▶ [What this task involves]
Find the lines that hold the word "buried" and return them.

▶ [Records shown]

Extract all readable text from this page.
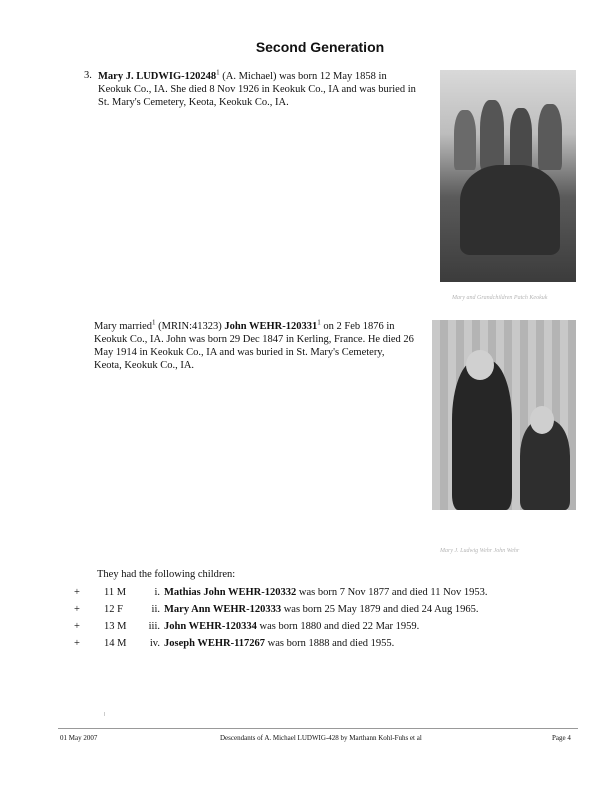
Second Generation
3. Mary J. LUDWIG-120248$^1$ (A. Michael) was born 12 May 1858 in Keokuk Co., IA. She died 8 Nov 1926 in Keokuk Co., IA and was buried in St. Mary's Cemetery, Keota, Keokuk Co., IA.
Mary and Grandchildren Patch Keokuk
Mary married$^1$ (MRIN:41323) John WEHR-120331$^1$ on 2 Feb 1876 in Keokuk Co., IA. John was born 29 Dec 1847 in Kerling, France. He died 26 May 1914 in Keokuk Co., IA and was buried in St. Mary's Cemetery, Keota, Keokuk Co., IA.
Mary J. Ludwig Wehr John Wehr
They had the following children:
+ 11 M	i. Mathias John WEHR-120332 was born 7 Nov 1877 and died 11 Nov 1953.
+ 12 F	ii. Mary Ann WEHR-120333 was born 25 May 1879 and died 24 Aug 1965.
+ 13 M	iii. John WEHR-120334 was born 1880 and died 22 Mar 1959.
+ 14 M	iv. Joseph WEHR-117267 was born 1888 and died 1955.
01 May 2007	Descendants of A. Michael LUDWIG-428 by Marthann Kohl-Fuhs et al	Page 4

--

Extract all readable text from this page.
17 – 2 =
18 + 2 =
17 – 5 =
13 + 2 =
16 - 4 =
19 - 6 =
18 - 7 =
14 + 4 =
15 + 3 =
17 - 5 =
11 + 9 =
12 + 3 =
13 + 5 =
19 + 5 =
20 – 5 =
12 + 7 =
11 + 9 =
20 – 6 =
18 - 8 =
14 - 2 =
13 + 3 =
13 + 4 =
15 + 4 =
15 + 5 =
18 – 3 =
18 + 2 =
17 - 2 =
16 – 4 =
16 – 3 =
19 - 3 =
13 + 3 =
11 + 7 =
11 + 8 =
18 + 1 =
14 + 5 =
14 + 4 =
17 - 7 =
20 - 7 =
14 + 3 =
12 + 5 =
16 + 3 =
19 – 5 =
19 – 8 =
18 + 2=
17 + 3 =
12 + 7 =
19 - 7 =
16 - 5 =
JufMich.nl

---

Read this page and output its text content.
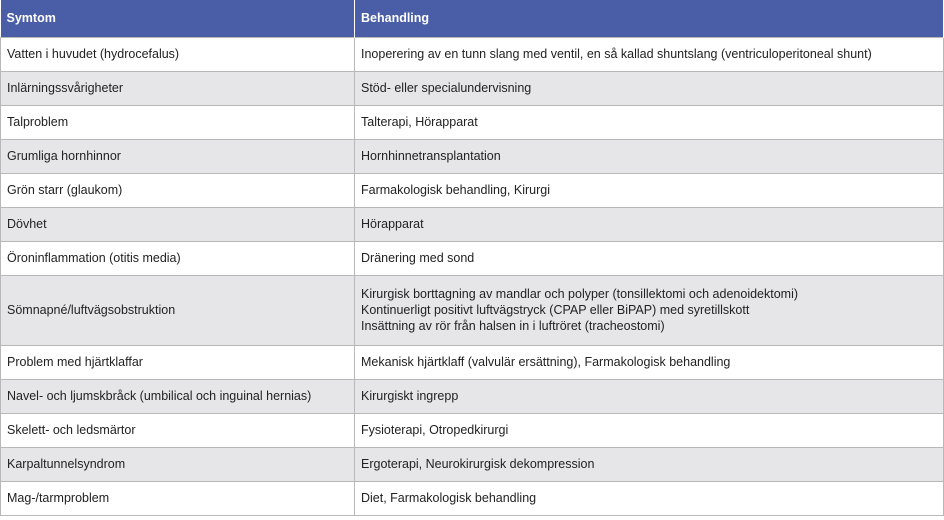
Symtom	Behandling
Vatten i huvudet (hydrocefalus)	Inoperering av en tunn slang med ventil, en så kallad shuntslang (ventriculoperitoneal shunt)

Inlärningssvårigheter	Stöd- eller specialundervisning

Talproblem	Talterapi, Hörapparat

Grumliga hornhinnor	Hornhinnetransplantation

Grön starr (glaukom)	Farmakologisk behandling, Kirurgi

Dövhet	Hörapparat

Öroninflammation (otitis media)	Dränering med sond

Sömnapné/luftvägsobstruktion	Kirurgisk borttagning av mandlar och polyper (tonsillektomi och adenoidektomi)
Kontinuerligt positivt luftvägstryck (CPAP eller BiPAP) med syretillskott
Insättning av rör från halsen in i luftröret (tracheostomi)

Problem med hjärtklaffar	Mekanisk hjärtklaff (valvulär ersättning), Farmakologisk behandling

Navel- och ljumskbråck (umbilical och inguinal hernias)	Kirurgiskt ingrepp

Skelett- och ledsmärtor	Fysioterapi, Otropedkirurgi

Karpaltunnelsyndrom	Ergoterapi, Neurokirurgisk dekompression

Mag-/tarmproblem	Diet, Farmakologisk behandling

▶ [Full response]
3. Mary J. LUDWIG-120248$^1$ (A. Michael) was born 12 May 1858 in Keokuk Co., IA. She died 8 Nov 1926 in Keokuk Co., IA and was buried in St. Mary's Cemetery, Keota, Keokuk Co., IA.
Mary married$^1$ (MRIN:41323) John WEHR-120331$^1$ on 2 Feb 1876 in Keokuk Co., IA. John was born 29 Dec 1847 in Kerling, France. He died 26 May 1914 in Keokuk Co., IA and was buried in St. Mary's Cemetery, Keota, Keokuk Co., IA.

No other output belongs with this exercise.